- [Given instruction]
In the listing below, find every line containing "JSON" and copy it out.

□ □ □ □

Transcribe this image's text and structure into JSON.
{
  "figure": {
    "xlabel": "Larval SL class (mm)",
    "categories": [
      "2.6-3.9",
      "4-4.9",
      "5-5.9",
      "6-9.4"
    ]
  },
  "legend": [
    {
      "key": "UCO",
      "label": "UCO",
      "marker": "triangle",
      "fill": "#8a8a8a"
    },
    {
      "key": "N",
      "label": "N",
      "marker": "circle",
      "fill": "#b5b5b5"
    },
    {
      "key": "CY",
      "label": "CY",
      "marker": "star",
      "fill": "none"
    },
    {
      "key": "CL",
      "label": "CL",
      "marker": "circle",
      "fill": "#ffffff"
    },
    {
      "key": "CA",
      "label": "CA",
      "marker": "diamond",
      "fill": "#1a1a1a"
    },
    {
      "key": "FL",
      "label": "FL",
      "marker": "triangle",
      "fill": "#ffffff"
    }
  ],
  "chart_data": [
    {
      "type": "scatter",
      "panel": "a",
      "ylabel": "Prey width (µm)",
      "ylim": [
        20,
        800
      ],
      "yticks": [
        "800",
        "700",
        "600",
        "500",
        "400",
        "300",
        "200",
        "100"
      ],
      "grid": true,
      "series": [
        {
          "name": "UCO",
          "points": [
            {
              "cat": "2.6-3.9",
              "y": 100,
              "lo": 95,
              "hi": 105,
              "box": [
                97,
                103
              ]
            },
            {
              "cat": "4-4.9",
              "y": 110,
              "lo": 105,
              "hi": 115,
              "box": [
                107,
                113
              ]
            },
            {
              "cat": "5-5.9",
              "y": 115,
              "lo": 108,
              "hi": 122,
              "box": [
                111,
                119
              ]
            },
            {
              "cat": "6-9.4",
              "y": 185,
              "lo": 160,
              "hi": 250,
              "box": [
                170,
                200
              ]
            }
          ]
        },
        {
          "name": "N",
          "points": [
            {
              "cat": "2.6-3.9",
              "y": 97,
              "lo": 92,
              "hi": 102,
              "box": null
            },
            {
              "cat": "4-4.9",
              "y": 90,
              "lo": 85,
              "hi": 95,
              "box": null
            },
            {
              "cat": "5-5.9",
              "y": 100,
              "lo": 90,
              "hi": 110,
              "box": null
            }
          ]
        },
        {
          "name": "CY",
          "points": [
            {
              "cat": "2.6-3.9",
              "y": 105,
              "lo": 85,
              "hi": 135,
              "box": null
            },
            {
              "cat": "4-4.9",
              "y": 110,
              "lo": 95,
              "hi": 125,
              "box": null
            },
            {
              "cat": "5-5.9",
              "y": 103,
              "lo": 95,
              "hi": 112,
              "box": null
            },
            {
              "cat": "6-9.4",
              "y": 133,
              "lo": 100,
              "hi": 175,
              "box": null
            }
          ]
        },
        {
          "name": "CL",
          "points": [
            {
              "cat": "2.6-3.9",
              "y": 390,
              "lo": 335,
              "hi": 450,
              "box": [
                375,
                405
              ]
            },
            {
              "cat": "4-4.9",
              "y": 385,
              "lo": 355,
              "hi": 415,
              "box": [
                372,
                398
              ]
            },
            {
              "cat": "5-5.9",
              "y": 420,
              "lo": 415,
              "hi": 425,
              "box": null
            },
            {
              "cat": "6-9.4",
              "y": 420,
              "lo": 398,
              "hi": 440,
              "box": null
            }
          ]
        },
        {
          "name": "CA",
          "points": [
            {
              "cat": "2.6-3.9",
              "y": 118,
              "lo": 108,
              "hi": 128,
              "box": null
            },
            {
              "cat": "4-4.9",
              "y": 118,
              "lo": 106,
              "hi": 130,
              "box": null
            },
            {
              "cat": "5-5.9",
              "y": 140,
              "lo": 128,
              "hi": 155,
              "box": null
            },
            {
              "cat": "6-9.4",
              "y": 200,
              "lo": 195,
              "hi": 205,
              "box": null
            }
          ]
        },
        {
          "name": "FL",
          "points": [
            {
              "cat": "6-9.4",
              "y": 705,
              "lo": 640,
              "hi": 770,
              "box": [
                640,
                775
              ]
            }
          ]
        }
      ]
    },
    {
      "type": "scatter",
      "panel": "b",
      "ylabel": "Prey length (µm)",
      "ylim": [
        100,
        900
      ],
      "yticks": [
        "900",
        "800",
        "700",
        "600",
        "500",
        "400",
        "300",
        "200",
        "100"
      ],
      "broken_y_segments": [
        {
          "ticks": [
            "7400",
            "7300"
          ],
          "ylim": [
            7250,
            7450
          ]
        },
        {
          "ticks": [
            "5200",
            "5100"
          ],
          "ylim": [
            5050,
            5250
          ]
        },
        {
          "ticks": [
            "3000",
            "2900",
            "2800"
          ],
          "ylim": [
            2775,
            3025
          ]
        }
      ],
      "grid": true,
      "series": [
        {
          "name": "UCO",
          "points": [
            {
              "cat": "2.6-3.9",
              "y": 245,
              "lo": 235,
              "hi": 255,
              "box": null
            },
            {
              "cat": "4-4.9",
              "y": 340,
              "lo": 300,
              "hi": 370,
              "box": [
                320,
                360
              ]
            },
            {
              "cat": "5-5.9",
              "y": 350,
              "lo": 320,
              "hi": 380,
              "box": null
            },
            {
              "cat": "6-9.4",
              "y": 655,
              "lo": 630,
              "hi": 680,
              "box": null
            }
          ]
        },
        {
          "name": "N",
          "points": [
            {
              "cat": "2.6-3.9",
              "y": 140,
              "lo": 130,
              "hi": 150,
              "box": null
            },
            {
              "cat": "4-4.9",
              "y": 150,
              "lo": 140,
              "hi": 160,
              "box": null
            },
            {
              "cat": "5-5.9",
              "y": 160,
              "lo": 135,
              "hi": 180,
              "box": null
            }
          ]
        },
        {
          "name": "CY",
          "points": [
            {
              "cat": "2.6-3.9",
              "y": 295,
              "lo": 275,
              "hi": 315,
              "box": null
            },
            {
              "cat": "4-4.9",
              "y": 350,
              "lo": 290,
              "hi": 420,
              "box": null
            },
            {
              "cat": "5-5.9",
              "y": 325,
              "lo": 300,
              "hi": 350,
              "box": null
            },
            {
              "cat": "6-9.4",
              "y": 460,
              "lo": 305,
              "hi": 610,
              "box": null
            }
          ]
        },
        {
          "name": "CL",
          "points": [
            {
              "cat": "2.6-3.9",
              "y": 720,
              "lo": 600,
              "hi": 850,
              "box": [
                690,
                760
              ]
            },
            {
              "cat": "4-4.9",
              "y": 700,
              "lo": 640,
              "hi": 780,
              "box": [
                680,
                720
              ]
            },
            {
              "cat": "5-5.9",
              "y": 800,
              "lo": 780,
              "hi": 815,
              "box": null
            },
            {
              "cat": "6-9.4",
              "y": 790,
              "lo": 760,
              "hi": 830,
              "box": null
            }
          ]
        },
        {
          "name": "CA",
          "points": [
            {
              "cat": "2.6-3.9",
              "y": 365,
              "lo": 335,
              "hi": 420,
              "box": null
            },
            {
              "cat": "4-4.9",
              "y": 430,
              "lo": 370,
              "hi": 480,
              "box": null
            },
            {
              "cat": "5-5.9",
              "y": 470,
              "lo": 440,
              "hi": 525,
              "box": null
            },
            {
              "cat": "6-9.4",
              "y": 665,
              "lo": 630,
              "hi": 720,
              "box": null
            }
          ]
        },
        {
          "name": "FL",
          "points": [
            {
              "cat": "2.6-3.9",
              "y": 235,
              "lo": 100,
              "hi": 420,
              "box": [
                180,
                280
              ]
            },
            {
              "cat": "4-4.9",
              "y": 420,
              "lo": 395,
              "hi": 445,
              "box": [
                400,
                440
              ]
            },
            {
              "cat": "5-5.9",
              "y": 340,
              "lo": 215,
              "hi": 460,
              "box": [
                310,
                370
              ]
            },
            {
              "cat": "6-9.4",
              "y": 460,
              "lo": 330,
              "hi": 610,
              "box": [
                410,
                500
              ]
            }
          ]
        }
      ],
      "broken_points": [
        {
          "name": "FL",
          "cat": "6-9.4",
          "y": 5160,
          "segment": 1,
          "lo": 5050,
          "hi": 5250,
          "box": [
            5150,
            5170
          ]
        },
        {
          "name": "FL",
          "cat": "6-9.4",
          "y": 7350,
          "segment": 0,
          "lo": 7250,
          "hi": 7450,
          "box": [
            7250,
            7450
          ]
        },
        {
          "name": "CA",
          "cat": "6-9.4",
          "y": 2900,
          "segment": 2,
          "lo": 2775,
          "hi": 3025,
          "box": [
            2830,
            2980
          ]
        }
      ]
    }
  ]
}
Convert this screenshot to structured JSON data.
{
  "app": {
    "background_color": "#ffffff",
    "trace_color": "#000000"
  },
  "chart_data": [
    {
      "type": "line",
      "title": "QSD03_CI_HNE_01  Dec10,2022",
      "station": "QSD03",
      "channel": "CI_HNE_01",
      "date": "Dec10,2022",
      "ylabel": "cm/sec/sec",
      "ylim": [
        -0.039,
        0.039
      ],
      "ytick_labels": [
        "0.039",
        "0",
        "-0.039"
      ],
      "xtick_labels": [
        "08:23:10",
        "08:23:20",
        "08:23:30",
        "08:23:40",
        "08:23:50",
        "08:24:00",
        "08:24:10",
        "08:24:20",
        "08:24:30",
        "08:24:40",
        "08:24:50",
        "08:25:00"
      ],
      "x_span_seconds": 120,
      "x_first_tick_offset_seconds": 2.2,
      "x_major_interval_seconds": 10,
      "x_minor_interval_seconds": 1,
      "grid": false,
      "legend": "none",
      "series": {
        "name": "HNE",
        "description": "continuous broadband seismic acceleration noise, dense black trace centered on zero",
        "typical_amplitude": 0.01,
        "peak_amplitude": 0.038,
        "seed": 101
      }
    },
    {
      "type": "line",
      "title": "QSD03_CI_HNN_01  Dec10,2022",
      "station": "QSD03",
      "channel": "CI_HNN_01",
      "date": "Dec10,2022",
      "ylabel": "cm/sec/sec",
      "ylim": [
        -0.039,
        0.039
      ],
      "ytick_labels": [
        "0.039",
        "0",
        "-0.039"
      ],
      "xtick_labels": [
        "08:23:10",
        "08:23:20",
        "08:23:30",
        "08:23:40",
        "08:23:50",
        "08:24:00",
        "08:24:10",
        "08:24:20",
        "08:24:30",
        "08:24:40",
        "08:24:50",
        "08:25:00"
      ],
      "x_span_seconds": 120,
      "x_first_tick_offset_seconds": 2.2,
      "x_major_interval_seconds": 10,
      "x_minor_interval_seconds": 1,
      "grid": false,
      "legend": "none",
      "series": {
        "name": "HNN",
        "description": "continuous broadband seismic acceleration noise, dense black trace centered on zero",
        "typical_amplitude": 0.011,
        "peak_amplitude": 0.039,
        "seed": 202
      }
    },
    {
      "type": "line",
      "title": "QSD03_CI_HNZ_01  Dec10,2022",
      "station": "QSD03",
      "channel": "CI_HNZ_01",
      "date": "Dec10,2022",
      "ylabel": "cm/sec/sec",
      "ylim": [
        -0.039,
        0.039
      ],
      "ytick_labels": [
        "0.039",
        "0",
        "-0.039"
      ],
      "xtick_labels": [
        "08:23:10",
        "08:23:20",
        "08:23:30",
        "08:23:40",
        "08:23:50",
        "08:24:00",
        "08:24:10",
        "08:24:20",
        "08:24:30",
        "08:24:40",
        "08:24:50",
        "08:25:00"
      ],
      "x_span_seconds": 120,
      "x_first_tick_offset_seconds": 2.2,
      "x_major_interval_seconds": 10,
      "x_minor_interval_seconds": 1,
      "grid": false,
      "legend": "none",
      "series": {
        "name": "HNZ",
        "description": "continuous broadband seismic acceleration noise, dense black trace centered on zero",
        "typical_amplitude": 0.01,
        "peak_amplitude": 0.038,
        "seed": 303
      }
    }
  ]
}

□ □ □ □

- [Result of the exercise]
Transcribe this image's text and structure into JSON.
Convert this screenshot to structured JSON data.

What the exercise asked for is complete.